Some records

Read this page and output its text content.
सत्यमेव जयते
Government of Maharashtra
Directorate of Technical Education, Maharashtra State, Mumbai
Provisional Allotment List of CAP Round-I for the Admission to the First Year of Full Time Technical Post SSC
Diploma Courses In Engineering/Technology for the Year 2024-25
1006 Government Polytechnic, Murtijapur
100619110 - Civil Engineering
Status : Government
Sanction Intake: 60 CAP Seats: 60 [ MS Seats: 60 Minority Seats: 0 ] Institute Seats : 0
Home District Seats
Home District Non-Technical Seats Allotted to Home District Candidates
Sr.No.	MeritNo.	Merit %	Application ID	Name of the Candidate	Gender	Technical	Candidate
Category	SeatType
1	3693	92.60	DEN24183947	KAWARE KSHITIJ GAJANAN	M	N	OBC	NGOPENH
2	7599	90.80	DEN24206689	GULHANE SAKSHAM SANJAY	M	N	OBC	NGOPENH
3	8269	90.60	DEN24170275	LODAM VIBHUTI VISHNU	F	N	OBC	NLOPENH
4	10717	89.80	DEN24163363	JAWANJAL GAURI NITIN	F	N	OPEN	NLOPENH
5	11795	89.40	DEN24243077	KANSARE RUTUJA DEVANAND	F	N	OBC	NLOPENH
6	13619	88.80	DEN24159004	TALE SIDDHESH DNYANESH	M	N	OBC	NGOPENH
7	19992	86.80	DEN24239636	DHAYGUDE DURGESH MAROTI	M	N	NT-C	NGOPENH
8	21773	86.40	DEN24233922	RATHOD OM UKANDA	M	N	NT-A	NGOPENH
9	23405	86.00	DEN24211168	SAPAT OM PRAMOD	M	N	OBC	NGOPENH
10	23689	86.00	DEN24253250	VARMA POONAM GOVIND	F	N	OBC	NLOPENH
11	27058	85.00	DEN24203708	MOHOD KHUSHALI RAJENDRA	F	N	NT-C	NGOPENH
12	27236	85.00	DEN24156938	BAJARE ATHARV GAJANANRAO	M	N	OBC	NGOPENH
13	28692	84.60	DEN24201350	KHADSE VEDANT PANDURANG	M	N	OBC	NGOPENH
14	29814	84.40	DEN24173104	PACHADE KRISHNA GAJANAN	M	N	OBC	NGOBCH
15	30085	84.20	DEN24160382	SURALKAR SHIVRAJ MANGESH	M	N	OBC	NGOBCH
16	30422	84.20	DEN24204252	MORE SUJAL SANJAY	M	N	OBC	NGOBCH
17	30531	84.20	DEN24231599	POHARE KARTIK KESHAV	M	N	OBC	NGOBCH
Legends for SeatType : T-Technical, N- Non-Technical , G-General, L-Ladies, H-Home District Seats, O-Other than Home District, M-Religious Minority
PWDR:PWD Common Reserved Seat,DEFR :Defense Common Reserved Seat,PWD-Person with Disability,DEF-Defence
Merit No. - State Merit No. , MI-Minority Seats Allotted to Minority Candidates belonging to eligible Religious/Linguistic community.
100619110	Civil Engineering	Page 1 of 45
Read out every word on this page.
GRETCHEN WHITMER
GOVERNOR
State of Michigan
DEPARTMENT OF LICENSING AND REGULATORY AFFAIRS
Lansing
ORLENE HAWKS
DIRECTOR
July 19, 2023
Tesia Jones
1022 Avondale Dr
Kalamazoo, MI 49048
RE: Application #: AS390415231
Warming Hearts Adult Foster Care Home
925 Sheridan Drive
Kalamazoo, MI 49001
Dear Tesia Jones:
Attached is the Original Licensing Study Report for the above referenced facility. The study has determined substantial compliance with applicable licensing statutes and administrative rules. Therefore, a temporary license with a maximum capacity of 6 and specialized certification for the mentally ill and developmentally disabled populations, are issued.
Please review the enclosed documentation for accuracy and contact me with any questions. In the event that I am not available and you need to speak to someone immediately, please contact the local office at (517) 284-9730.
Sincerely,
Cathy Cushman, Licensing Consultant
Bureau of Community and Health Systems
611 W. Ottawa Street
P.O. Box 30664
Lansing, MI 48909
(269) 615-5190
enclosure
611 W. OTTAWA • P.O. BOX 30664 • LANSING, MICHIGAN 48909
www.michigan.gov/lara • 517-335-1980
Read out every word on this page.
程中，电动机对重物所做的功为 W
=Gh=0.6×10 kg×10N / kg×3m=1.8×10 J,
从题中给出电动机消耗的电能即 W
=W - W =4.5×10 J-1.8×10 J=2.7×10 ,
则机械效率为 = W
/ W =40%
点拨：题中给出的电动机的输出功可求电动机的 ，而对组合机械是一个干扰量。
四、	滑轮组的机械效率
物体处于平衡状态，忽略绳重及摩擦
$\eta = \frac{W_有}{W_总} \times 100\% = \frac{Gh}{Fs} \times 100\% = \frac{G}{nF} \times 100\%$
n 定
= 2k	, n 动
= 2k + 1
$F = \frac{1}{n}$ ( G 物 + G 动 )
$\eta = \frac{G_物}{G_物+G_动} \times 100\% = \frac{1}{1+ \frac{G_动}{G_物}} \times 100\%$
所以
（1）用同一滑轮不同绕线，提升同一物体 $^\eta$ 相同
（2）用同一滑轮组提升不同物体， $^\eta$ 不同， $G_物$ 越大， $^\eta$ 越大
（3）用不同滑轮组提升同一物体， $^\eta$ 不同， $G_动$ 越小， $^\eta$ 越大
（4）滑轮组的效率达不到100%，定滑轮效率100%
...
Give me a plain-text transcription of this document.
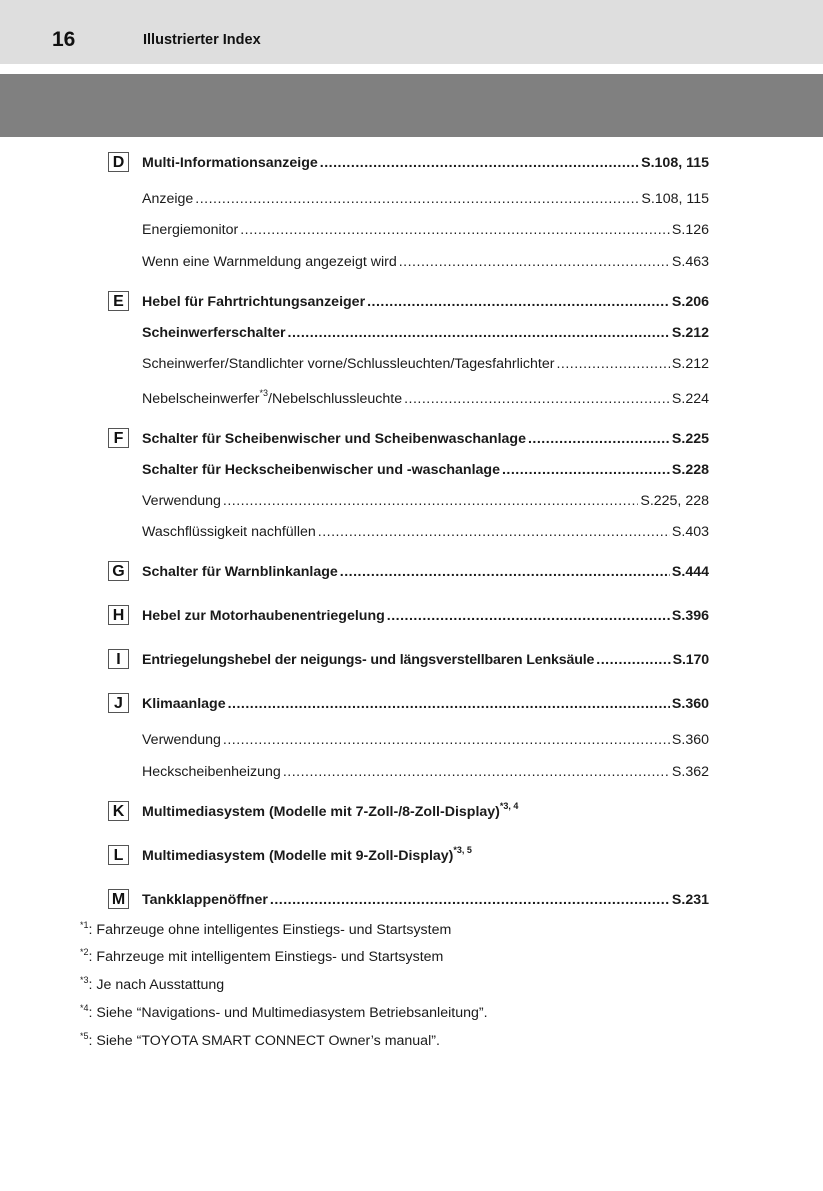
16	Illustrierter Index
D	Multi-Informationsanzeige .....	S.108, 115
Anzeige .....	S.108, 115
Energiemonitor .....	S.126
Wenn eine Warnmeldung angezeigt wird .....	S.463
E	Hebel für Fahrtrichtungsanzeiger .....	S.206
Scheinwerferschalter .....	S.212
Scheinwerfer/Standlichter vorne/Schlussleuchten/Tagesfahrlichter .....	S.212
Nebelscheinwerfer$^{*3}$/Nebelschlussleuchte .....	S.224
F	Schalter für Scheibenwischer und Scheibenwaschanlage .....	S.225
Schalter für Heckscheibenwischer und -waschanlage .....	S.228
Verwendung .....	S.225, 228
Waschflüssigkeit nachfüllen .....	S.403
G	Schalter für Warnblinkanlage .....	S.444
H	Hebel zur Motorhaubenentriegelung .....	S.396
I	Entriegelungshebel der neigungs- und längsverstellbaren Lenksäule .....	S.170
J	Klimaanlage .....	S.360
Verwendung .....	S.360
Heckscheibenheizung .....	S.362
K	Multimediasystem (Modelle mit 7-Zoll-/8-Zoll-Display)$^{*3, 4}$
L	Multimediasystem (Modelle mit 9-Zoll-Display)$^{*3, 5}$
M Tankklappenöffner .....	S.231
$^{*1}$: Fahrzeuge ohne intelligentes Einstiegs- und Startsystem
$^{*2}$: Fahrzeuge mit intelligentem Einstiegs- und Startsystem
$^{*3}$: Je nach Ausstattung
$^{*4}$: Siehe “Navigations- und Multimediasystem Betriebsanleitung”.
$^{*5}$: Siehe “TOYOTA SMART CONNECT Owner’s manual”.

▶ **Task directions**: Extract, from the material above, each line holding the word "District".

▶ **Worked answer**:
Home District Seats
Home District Non-Technical Seats Allotted to Home District Candidates
Legends for SeatType : T-Technical, N- Non-Technical , G-General, L-Ladies, H-Home District Seats, O-Other than Home District, M-Religious Minority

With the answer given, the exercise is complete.